_EXTRACTED ENTRIES:_
┏━━
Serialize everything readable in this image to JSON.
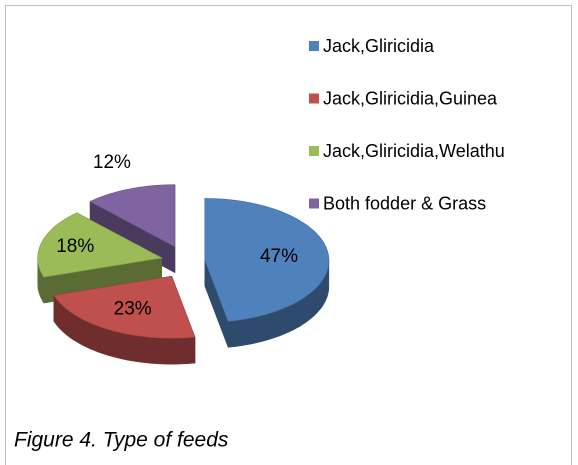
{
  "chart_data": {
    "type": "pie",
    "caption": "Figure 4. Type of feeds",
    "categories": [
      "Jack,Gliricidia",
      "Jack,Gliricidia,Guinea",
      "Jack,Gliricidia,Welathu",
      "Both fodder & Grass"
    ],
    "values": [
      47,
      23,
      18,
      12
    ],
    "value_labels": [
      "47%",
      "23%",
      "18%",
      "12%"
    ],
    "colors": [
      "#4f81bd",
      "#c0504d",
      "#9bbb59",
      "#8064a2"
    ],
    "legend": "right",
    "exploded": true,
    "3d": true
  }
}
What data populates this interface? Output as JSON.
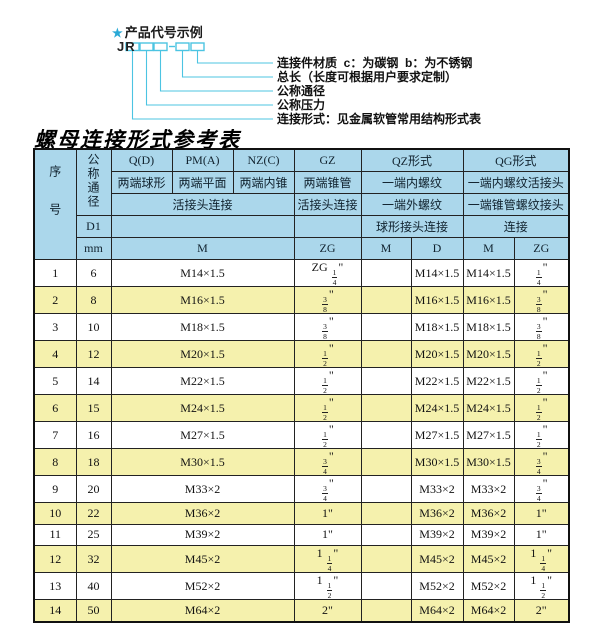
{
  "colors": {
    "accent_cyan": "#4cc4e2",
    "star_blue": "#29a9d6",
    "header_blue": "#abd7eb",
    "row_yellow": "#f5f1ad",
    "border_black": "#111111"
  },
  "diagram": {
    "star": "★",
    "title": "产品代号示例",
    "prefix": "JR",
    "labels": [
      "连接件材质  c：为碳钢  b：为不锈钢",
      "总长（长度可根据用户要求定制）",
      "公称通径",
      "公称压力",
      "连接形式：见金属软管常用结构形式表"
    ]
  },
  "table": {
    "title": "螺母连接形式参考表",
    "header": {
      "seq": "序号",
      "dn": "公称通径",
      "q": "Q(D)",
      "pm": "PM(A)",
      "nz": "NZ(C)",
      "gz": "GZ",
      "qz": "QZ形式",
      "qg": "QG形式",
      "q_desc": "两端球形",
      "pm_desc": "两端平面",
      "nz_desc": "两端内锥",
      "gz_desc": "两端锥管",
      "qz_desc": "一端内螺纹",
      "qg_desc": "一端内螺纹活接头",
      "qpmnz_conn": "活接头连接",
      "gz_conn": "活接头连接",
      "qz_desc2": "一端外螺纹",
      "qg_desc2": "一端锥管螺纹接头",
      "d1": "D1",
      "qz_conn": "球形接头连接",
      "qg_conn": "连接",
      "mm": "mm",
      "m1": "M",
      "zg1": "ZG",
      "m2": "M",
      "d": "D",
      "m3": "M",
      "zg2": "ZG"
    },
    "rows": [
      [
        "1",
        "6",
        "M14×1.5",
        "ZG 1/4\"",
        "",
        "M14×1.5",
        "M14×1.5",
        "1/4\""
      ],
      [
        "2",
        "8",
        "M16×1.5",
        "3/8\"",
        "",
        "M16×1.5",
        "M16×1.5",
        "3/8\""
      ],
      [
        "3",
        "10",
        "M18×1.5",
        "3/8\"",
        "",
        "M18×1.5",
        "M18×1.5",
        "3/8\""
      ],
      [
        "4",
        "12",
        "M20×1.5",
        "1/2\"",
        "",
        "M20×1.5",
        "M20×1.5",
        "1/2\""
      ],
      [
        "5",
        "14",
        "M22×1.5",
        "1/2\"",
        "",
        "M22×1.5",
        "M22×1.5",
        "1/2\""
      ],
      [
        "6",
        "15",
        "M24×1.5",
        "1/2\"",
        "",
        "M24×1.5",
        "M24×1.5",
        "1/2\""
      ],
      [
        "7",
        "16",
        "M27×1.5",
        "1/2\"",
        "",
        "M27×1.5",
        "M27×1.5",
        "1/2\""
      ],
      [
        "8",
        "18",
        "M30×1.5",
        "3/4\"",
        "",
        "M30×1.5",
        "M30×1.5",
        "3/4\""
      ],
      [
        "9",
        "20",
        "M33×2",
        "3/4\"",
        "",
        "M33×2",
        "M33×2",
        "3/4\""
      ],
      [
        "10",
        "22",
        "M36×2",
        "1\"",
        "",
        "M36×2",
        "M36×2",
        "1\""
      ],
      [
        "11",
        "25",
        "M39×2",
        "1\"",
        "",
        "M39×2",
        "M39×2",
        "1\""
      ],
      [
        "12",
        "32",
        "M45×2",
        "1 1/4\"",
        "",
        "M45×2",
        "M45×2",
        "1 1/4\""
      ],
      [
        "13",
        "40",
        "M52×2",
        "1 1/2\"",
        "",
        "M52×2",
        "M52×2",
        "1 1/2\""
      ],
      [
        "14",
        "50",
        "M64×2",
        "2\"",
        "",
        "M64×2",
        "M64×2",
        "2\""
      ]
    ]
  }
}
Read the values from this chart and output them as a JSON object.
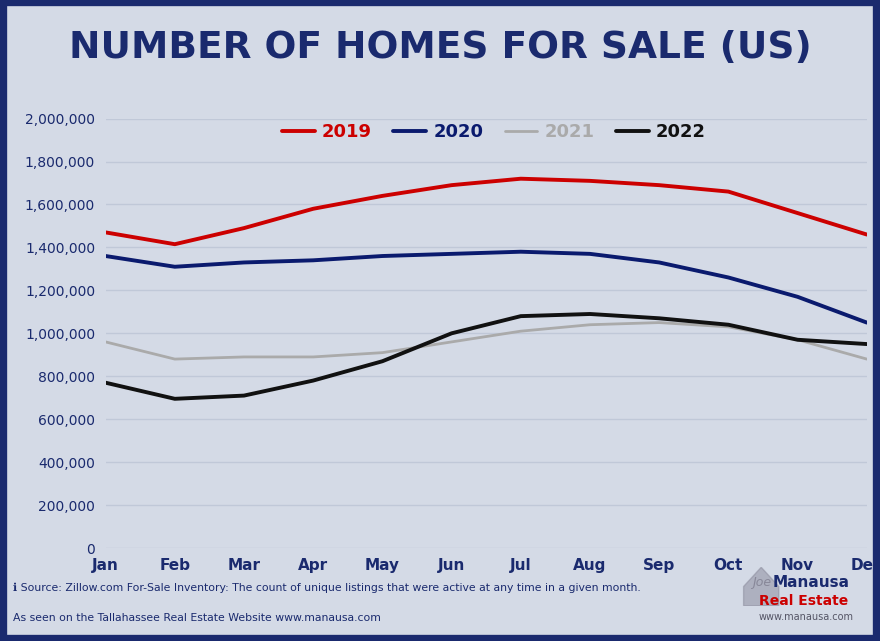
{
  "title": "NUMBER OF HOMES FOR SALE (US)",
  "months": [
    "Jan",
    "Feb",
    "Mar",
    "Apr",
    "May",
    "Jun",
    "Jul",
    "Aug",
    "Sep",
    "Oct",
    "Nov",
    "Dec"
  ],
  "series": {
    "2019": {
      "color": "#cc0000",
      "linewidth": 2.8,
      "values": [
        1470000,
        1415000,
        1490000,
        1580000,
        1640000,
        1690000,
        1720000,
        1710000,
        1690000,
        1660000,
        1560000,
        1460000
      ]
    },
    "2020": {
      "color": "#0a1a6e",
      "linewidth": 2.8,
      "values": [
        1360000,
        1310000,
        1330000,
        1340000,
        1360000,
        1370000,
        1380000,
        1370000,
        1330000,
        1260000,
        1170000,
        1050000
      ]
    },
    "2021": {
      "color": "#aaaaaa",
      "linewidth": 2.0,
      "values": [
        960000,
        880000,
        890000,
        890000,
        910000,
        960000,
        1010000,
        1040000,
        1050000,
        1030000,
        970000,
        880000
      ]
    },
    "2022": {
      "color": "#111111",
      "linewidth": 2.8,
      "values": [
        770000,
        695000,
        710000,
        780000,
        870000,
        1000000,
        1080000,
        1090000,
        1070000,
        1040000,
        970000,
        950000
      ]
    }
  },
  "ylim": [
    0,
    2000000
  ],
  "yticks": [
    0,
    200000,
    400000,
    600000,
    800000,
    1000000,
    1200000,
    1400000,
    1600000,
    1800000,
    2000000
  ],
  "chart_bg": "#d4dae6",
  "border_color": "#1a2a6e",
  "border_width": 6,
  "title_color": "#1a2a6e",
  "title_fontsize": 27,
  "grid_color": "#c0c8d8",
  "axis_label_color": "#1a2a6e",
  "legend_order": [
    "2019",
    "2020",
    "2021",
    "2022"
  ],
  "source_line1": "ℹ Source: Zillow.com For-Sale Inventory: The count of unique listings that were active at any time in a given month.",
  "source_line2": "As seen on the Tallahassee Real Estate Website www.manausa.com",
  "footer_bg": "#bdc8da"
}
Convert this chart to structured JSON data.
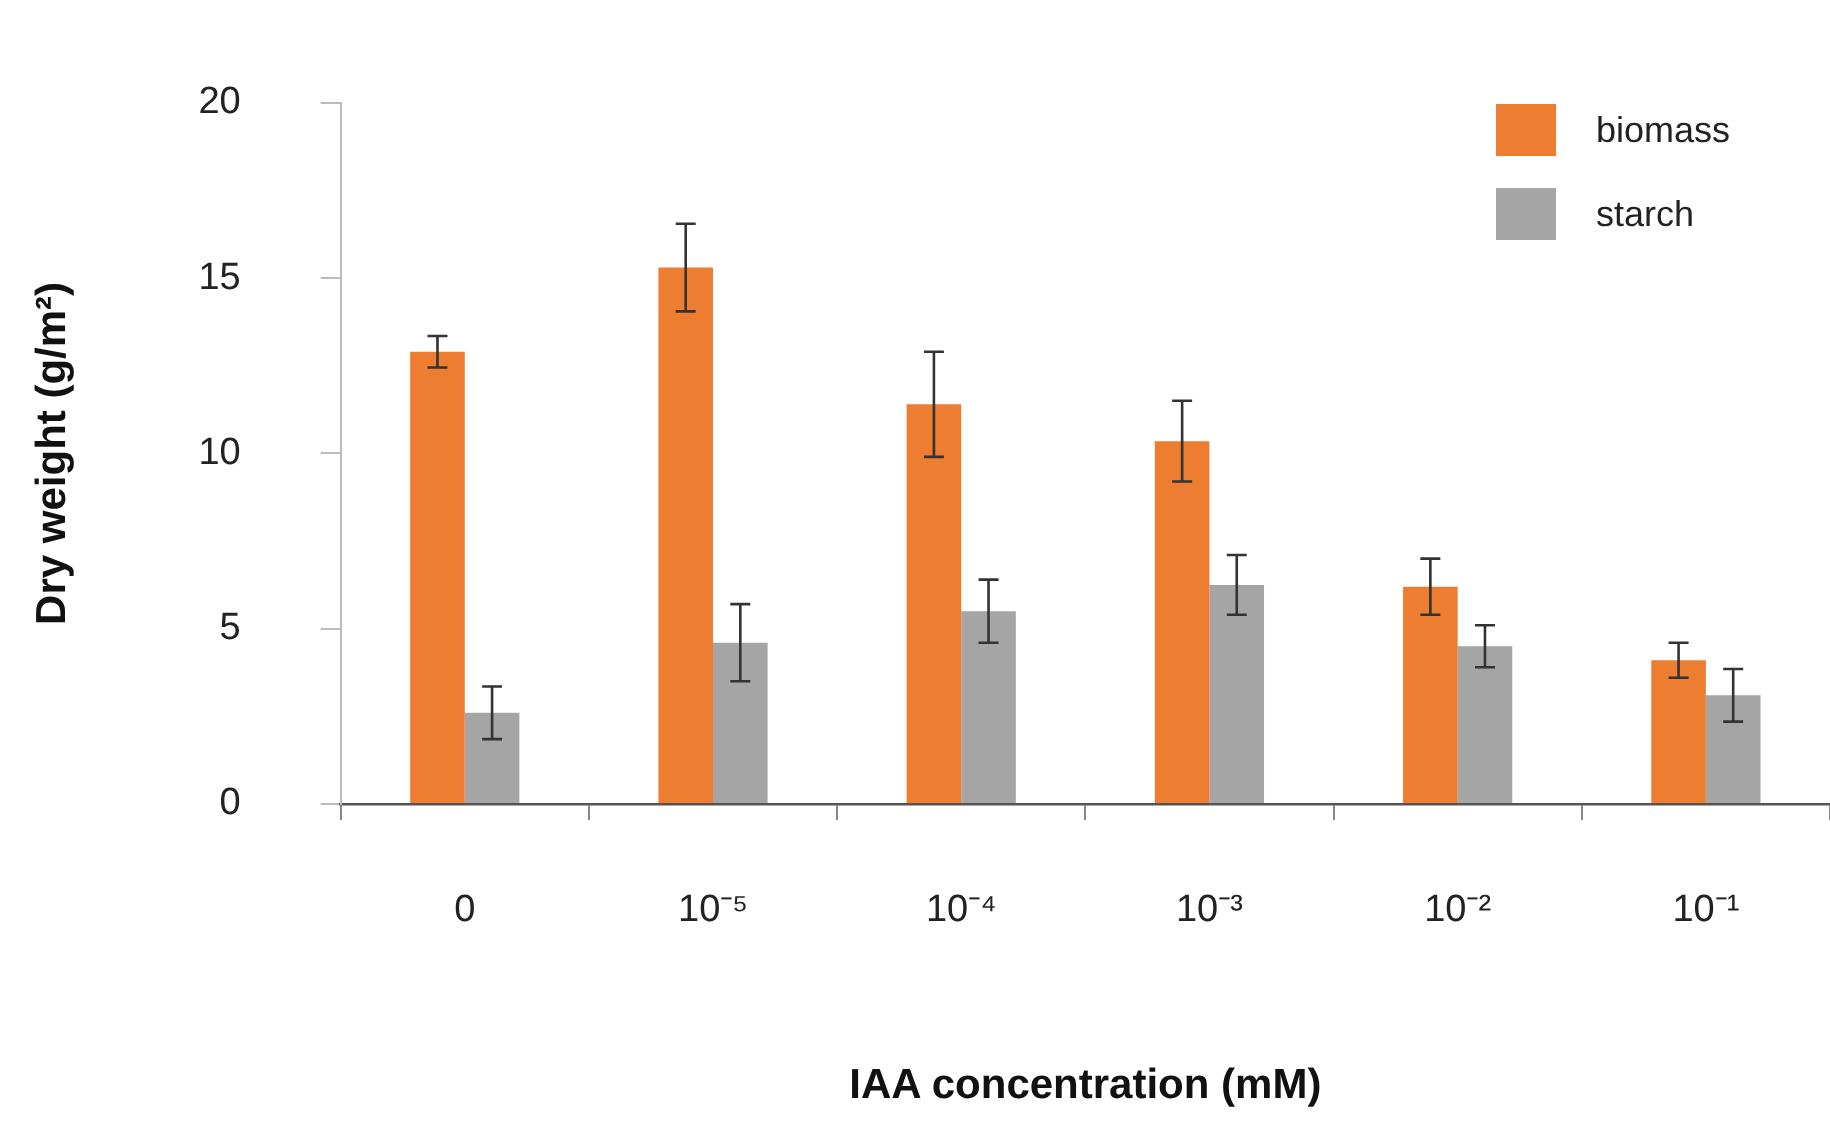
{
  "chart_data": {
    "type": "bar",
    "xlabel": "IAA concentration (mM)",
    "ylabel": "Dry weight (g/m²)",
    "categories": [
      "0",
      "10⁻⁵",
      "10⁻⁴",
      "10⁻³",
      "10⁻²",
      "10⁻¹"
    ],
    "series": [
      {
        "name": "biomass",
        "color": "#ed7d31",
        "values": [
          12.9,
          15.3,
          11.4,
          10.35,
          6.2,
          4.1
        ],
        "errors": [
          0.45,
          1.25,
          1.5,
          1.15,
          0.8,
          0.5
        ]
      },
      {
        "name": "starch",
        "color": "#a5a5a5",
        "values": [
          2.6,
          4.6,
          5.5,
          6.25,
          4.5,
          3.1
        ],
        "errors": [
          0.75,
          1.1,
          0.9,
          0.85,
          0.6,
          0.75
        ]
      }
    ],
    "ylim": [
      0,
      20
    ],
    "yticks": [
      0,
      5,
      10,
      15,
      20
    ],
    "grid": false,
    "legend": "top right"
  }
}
┗━━
_EXERCISE PROMPT:_ Retype the listing exactly. Pictures do not belong in the copy.

_THE RESULT:_
Serialize everything readable in this image to JSON.
{
  "chart_data": {
    "type": "pie",
    "caption": "Figure 4. Type of feeds",
    "categories": [
      "Jack,Gliricidia",
      "Jack,Gliricidia,Guinea",
      "Jack,Gliricidia,Welathu",
      "Both fodder & Grass"
    ],
    "values": [
      47,
      23,
      18,
      12
    ],
    "value_labels": [
      "47%",
      "23%",
      "18%",
      "12%"
    ],
    "colors": [
      "#4f81bd",
      "#c0504d",
      "#9bbb59",
      "#8064a2"
    ],
    "legend": "right",
    "exploded": true,
    "3d": true
  }
}
What data populates this interface? Output as JSON.
{
  "colors": {
    "accent_cyan": "#4cc4e2",
    "star_blue": "#29a9d6",
    "header_blue": "#abd7eb",
    "row_yellow": "#f5f1ad",
    "border_black": "#111111"
  },
  "diagram": {
    "star": "★",
    "title": "产品代号示例",
    "prefix": "JR",
    "labels": [
      "连接件材质  c：为碳钢  b：为不锈钢",
      "总长（长度可根据用户要求定制）",
      "公称通径",
      "公称压力",
      "连接形式：见金属软管常用结构形式表"
    ]
  },
  "table": {
    "title": "螺母连接形式参考表",
    "header": {
      "seq": "序号",
      "dn": "公称通径",
      "q": "Q(D)",
      "pm": "PM(A)",
      "nz": "NZ(C)",
      "gz": "GZ",
      "qz": "QZ形式",
      "qg": "QG形式",
      "q_desc": "两端球形",
      "pm_desc": "两端平面",
      "nz_desc": "两端内锥",
      "gz_desc": "两端锥管",
      "qz_desc": "一端内螺纹",
      "qg_desc": "一端内螺纹活接头",
      "qpmnz_conn": "活接头连接",
      "gz_conn": "活接头连接",
      "qz_desc2": "一端外螺纹",
      "qg_desc2": "一端锥管螺纹接头",
      "d1": "D1",
      "qz_conn": "球形接头连接",
      "qg_conn": "连接",
      "mm": "mm",
      "m1": "M",
      "zg1": "ZG",
      "m2": "M",
      "d": "D",
      "m3": "M",
      "zg2": "ZG"
    },
    "rows": [
      [
        "1",
        "6",
        "M14×1.5",
        "ZG 1/4\"",
        "",
        "M14×1.5",
        "M14×1.5",
        "1/4\""
      ],
      [
        "2",
        "8",
        "M16×1.5",
        "3/8\"",
        "",
        "M16×1.5",
        "M16×1.5",
        "3/8\""
      ],
      [
        "3",
        "10",
        "M18×1.5",
        "3/8\"",
        "",
        "M18×1.5",
        "M18×1.5",
        "3/8\""
      ],
      [
        "4",
        "12",
        "M20×1.5",
        "1/2\"",
        "",
        "M20×1.5",
        "M20×1.5",
        "1/2\""
      ],
      [
        "5",
        "14",
        "M22×1.5",
        "1/2\"",
        "",
        "M22×1.5",
        "M22×1.5",
        "1/2\""
      ],
      [
        "6",
        "15",
        "M24×1.5",
        "1/2\"",
        "",
        "M24×1.5",
        "M24×1.5",
        "1/2\""
      ],
      [
        "7",
        "16",
        "M27×1.5",
        "1/2\"",
        "",
        "M27×1.5",
        "M27×1.5",
        "1/2\""
      ],
      [
        "8",
        "18",
        "M30×1.5",
        "3/4\"",
        "",
        "M30×1.5",
        "M30×1.5",
        "3/4\""
      ],
      [
        "9",
        "20",
        "M33×2",
        "3/4\"",
        "",
        "M33×2",
        "M33×2",
        "3/4\""
      ],
      [
        "10",
        "22",
        "M36×2",
        "1\"",
        "",
        "M36×2",
        "M36×2",
        "1\""
      ],
      [
        "11",
        "25",
        "M39×2",
        "1\"",
        "",
        "M39×2",
        "M39×2",
        "1\""
      ],
      [
        "12",
        "32",
        "M45×2",
        "1 1/4\"",
        "",
        "M45×2",
        "M45×2",
        "1 1/4\""
      ],
      [
        "13",
        "40",
        "M52×2",
        "1 1/2\"",
        "",
        "M52×2",
        "M52×2",
        "1 1/2\""
      ],
      [
        "14",
        "50",
        "M64×2",
        "2\"",
        "",
        "M64×2",
        "M64×2",
        "2\""
      ]
    ]
  }
}
Read the values from this chart and output them as a JSON object.
{
  "title": "NUMBER OF HOMES FOR SALE (US)",
  "months": [
    "Jan",
    "Feb",
    "Mar",
    "Apr",
    "May",
    "Jun",
    "Jul",
    "Aug",
    "Sep",
    "Oct",
    "Nov",
    "Dec"
  ],
  "series": {
    "2019": {
      "color": "#cc0000",
      "linewidth": 2.8,
      "values": [
        1470000,
        1415000,
        1490000,
        1580000,
        1640000,
        1690000,
        1720000,
        1710000,
        1690000,
        1660000,
        1560000,
        1460000
      ]
    },
    "2020": {
      "color": "#0a1a6e",
      "linewidth": 2.8,
      "values": [
        1360000,
        1310000,
        1330000,
        1340000,
        1360000,
        1370000,
        1380000,
        1370000,
        1330000,
        1260000,
        1170000,
        1050000
      ]
    },
    "2021": {
      "color": "#aaaaaa",
      "linewidth": 2.0,
      "values": [
        960000,
        880000,
        890000,
        890000,
        910000,
        960000,
        1010000,
        1040000,
        1050000,
        1030000,
        970000,
        880000
      ]
    },
    "2022": {
      "color": "#111111",
      "linewidth": 2.8,
      "values": [
        770000,
        695000,
        710000,
        780000,
        870000,
        1000000,
        1080000,
        1090000,
        1070000,
        1040000,
        970000,
        950000
      ]
    }
  },
  "ylim": [
    0,
    2000000
  ],
  "yticks": [
    0,
    200000,
    400000,
    600000,
    800000,
    1000000,
    1200000,
    1400000,
    1600000,
    1800000,
    2000000
  ],
  "chart_bg": "#d4dae6",
  "border_color": "#1a2a6e",
  "border_width": 6,
  "title_color": "#1a2a6e",
  "title_fontsize": 27,
  "grid_color": "#c0c8d8",
  "axis_label_color": "#1a2a6e",
  "legend_order": [
    "2019",
    "2020",
    "2021",
    "2022"
  ],
  "source_line1": "ℹ Source: Zillow.com For-Sale Inventory: The count of unique listings that were active at any time in a given month.",
  "source_line2": "As seen on the Tallahassee Real Estate Website www.manausa.com",
  "footer_bg": "#bdc8da"
}
Convert this chart to structured JSON data.
{
  "chart_data": {
    "type": "bar",
    "xlabel": "IAA concentration (mM)",
    "ylabel": "Dry weight (g/m²)",
    "categories": [
      "0",
      "10⁻⁵",
      "10⁻⁴",
      "10⁻³",
      "10⁻²",
      "10⁻¹"
    ],
    "series": [
      {
        "name": "biomass",
        "color": "#ed7d31",
        "values": [
          12.9,
          15.3,
          11.4,
          10.35,
          6.2,
          4.1
        ],
        "errors": [
          0.45,
          1.25,
          1.5,
          1.15,
          0.8,
          0.5
        ]
      },
      {
        "name": "starch",
        "color": "#a5a5a5",
        "values": [
          2.6,
          4.6,
          5.5,
          6.25,
          4.5,
          3.1
        ],
        "errors": [
          0.75,
          1.1,
          0.9,
          0.85,
          0.6,
          0.75
        ]
      }
    ],
    "ylim": [
      0,
      20
    ],
    "yticks": [
      0,
      5,
      10,
      15,
      20
    ],
    "grid": false,
    "legend": "top right"
  }
}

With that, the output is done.